Extracted data:
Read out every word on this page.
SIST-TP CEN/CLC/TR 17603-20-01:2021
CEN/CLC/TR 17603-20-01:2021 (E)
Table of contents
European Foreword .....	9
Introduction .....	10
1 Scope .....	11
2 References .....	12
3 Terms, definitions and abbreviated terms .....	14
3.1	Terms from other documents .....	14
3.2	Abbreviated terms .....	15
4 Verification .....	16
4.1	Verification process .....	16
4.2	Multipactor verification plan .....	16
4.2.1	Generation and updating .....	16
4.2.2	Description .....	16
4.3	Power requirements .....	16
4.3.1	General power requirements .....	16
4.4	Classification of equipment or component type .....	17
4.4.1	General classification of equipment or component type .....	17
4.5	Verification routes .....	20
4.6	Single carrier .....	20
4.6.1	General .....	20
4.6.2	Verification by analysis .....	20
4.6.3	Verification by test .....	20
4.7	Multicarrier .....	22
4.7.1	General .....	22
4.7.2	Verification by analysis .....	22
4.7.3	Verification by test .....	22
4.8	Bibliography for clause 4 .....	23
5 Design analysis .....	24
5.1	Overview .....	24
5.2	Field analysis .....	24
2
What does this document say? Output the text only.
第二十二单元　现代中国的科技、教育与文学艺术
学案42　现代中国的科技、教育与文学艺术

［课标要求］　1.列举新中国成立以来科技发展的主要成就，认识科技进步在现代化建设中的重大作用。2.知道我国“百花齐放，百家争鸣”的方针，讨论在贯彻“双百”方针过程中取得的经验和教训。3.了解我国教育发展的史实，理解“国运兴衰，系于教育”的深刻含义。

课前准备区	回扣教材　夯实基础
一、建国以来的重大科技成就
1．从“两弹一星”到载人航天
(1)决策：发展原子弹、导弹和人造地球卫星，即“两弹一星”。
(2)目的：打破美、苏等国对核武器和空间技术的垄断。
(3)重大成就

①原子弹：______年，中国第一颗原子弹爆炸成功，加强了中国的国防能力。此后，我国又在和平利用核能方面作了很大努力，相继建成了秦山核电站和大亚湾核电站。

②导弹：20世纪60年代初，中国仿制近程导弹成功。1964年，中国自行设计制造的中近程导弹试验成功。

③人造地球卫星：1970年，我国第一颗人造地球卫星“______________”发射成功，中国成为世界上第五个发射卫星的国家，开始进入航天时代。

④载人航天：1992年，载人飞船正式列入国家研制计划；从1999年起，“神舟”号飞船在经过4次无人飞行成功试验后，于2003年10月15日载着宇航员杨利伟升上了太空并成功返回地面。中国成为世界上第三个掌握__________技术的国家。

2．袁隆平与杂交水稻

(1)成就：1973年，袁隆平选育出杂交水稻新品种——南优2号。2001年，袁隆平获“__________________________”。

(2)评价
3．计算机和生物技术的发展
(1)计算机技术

Direction: Search the preceding listing for "两弹一星" and extract every line where it is found.

Written answer:
1．从“两弹一星”到载人航天
(1)决策：发展原子弹、导弹和人造地球卫星，即“两弹一星”。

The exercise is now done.